Dataset rows about figures
***
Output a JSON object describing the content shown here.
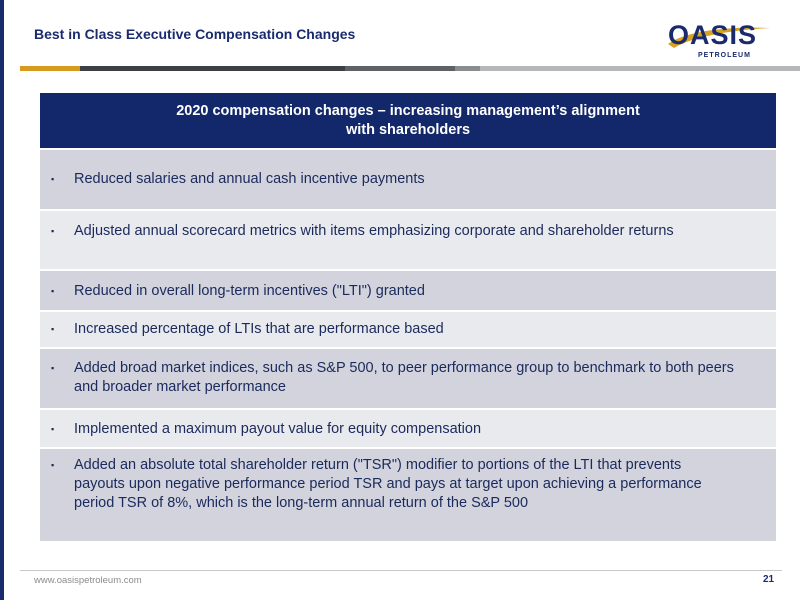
{
  "header": {
    "title": "Best in Class Executive Compensation Changes",
    "logo": {
      "main_text": "OASIS",
      "sub_text": "PETROLEUM",
      "brand_navy": "#1a2b6d",
      "brand_gold": "#d8a123"
    }
  },
  "stripe_colors": [
    "#d69a1e",
    "#3c4045",
    "#5e6266",
    "#8a8d90",
    "#b5b7b9"
  ],
  "table": {
    "header_line1": "2020 compensation changes – increasing management’s alignment",
    "header_line2": "with shareholders",
    "bullet": "▪",
    "rows": [
      "Reduced salaries and annual cash incentive payments",
      "Adjusted annual scorecard metrics with items emphasizing corporate and shareholder returns",
      "Reduced in overall long-term incentives (\"LTI\") granted",
      "Increased percentage of LTIs that are performance based",
      "Added broad market indices, such as S&P 500, to peer performance group to benchmark to both peers and broader market performance",
      "Implemented a maximum payout value for equity compensation",
      "Added an absolute total shareholder return (\"TSR\") modifier to portions of the LTI that prevents payouts upon negative performance period TSR and pays at target upon achieving a performance period TSR of 8%, which is the long-term annual return of the S&P 500"
    ]
  },
  "footer": {
    "url": "www.oasispetroleum.com",
    "page_number": "21"
  }
}
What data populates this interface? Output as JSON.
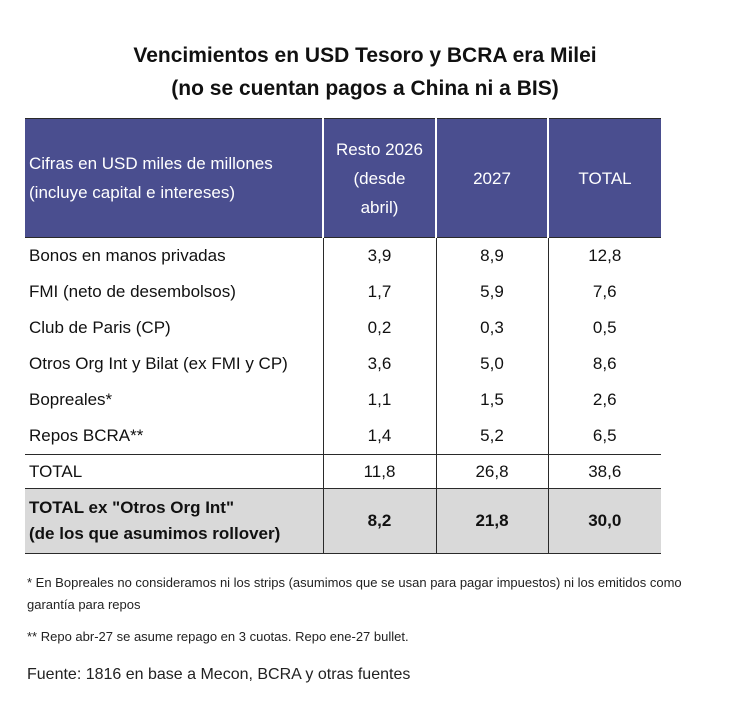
{
  "title": {
    "line1": "Vencimientos en USD Tesoro y BCRA era Milei",
    "line2": "(no se cuentan pagos a China ni a BIS)"
  },
  "colors": {
    "header_bg": "#4a4e8f",
    "highlight_row_bg": "#d9d9d9"
  },
  "table": {
    "header": {
      "label_line1": "Cifras en USD miles de millones",
      "label_line2": "(incluye capital e intereses)",
      "col1_line1": "Resto 2026",
      "col1_line2": "(desde",
      "col1_line3": "abril)",
      "col2": "2027",
      "col3": "TOTAL"
    },
    "rows": [
      {
        "label": "Bonos en manos privadas",
        "v2026": "3,9",
        "v2027": "8,9",
        "total": "12,8"
      },
      {
        "label": "FMI (neto de desembolsos)",
        "v2026": "1,7",
        "v2027": "5,9",
        "total": "7,6"
      },
      {
        "label": "Club de Paris (CP)",
        "v2026": "0,2",
        "v2027": "0,3",
        "total": "0,5"
      },
      {
        "label": "Otros Org Int y Bilat (ex FMI y CP)",
        "v2026": "3,6",
        "v2027": "5,0",
        "total": "8,6"
      },
      {
        "label": "Bopreales*",
        "v2026": "1,1",
        "v2027": "1,5",
        "total": "2,6"
      },
      {
        "label": "Repos BCRA**",
        "v2026": "1,4",
        "v2027": "5,2",
        "total": "6,5"
      }
    ],
    "total_row": {
      "label": "TOTAL",
      "v2026": "11,8",
      "v2027": "26,8",
      "total": "38,6"
    },
    "ex_row": {
      "label_line1": "TOTAL ex \"Otros Org Int\"",
      "label_line2": "(de los que asumimos rollover)",
      "v2026": "8,2",
      "v2027": "21,8",
      "total": "30,0"
    }
  },
  "notes": {
    "note1": "* En Bopreales no consideramos ni los strips (asumimos que se usan para pagar impuestos) ni los emitidos como garantía para repos",
    "note2": "** Repo abr-27 se asume repago en 3 cuotas. Repo ene-27 bullet."
  },
  "source": "Fuente: 1816 en base a Mecon, BCRA y otras fuentes"
}
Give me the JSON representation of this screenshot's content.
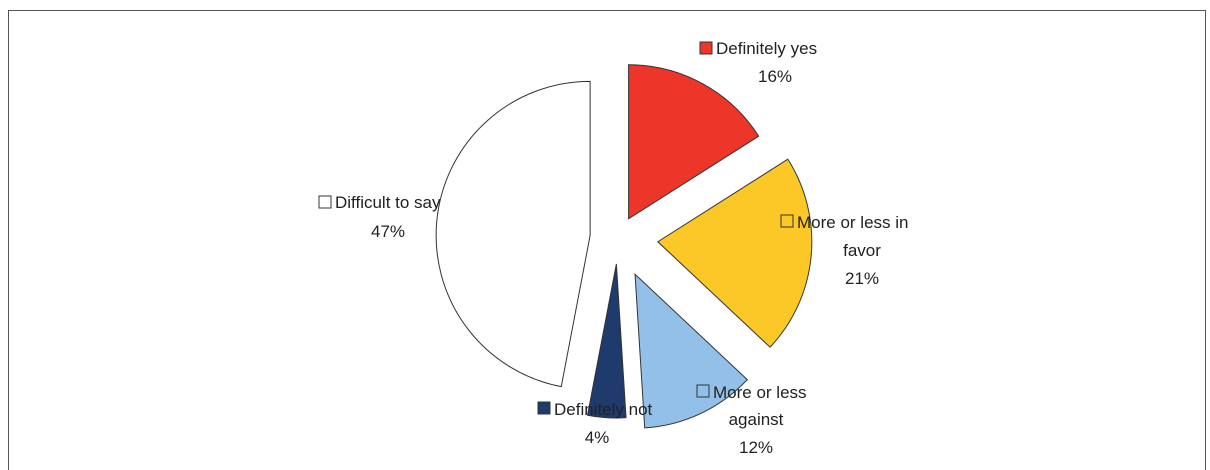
{
  "chart_data": {
    "type": "pie",
    "title": "",
    "slices": [
      {
        "name": "Definitely yes",
        "value": 16,
        "label": "16%",
        "color": "#ee3529"
      },
      {
        "name": "More or less in favor",
        "value": 21,
        "label": "21%",
        "color": "#fcc827"
      },
      {
        "name": "More or less against",
        "value": 12,
        "label": "12%",
        "color": "#93c0e8"
      },
      {
        "name": "Definitely not",
        "value": 4,
        "label": "4%",
        "color": "#1f3a6d"
      },
      {
        "name": "Difficult to say",
        "value": 47,
        "label": "47%",
        "color": "#ffffff"
      }
    ],
    "exploded": true,
    "legend": "inline labels"
  }
}
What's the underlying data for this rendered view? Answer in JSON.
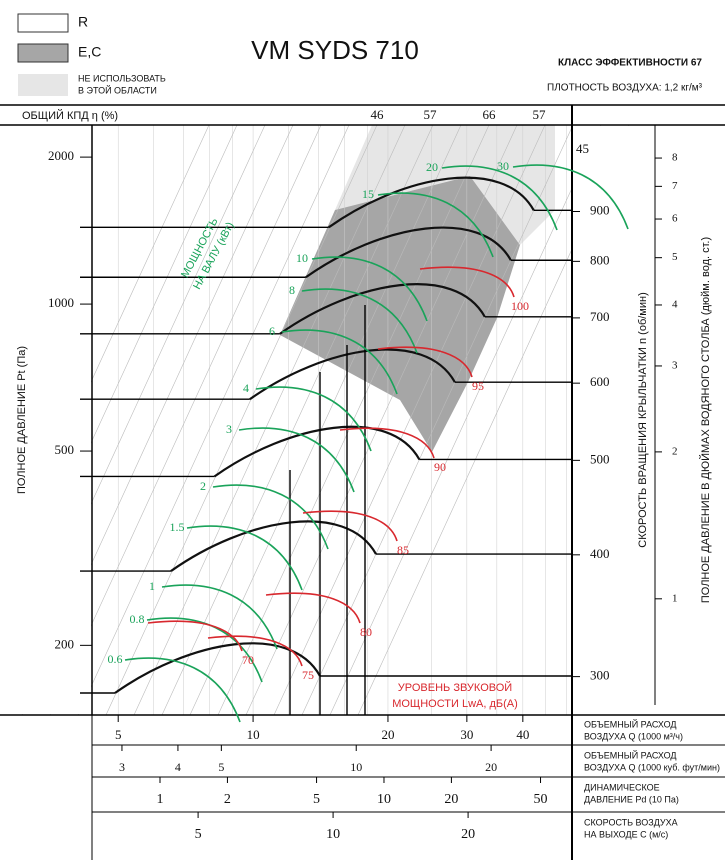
{
  "chart_data": {
    "type": "fan-chart",
    "title": "VM SYDS 710",
    "efficiency_class": "КЛАСС ЭФФЕКТИВНОСТИ 67",
    "air_density": "ПЛОТНОСТЬ ВОЗДУХА: 1,2 кг/м³",
    "legend": [
      {
        "label": "R",
        "color": "#ffffff"
      },
      {
        "label": "E,C",
        "color": "#a6a6a6"
      },
      {
        "lines": [
          "НЕ ИСПОЛЬЗОВАТЬ",
          "В ЭТОЙ ОБЛАСТИ"
        ],
        "color": "#e6e6e6"
      }
    ],
    "efficiency": {
      "label": "ОБЩИЙ КПД η (%)",
      "values": [
        46,
        57,
        66,
        57
      ],
      "top_right": 45
    },
    "ylabel": "ПОЛНОЕ ДАВЛЕНИЕ Pt (Па)",
    "log_scale": true,
    "ylim": [
      144,
      2327
    ],
    "yticks": [
      200,
      500,
      1000,
      2000
    ],
    "xlim": [
      4.37,
      51.5
    ],
    "xticks": [
      5,
      10,
      20,
      30,
      40
    ],
    "xlabel": [
      "ОБЪЕМНЫЙ РАСХОД",
      "ВОЗДУХА Q (1000 м³/ч)"
    ],
    "cfm_axis": {
      "label": [
        "ОБЪЕМНЫЙ РАСХОД",
        "ВОЗДУХА Q (1000 куб. фут/мин)"
      ],
      "xlim": [
        2.572,
        30.31
      ],
      "xticks": [
        3,
        4,
        5,
        10,
        20
      ]
    },
    "dynamic_pressure_axis": {
      "label": [
        "ДИНАМИЧЕСКОЕ",
        "ДАВЛЕНИЕ Pd (10 Па)"
      ],
      "xlim": [
        0.497,
        69.1
      ],
      "xticks": [
        1,
        2,
        5,
        10,
        20,
        50
      ]
    },
    "velocity_axis": {
      "label": [
        "СКОРОСТЬ ВОЗДУХА",
        "НА ВЫХОДЕ C (м/с)"
      ],
      "xlim": [
        2.9,
        34.1
      ],
      "xticks": [
        5,
        10,
        20
      ]
    },
    "rpm_axis": {
      "label": "СКОРОСТЬ ВРАЩЕНИЯ КРЫЛЬЧАТКИ n (об/мин)",
      "ylim": [
        274,
        1104
      ],
      "yticks": [
        300,
        400,
        500,
        600,
        700,
        800,
        900
      ]
    },
    "inch_axis": {
      "label": "ПОЛНОЕ ДАВЛЕНИЕ В ДЮЙМАХ ВОДЯНОГО СТОЛБА (дюйм. вод. ст.)",
      "ylim": [
        0.578,
        9.35
      ],
      "yticks": [
        1,
        2,
        3,
        4,
        5,
        6,
        7,
        8
      ]
    },
    "shaft_power": {
      "label": [
        "МОЩНОСТЬ",
        "НА ВАЛУ (кВт)"
      ],
      "color": "#1aa35a",
      "values": [
        0.6,
        0.8,
        1,
        1.5,
        2,
        3,
        4,
        6,
        8,
        10,
        15,
        20,
        30
      ]
    },
    "sound_power": {
      "label": [
        "УРОВЕНЬ ЗВУКОВОЙ",
        "МОЩНОСТИ LwA, дБ(A)"
      ],
      "color": "#d8282e",
      "values": [
        70,
        75,
        80,
        85,
        90,
        95,
        100
      ]
    }
  }
}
***
(EXERCISE INSTRUCTIONS): Collect each line of the entries that has the word "bullet", copying it in full.

(COMPLETE OUTPUT):
    "bullet": "▪",
    "note2": "** Repo abr-27 se asume repago en 3 cuotas. Repo ene-27 bullet."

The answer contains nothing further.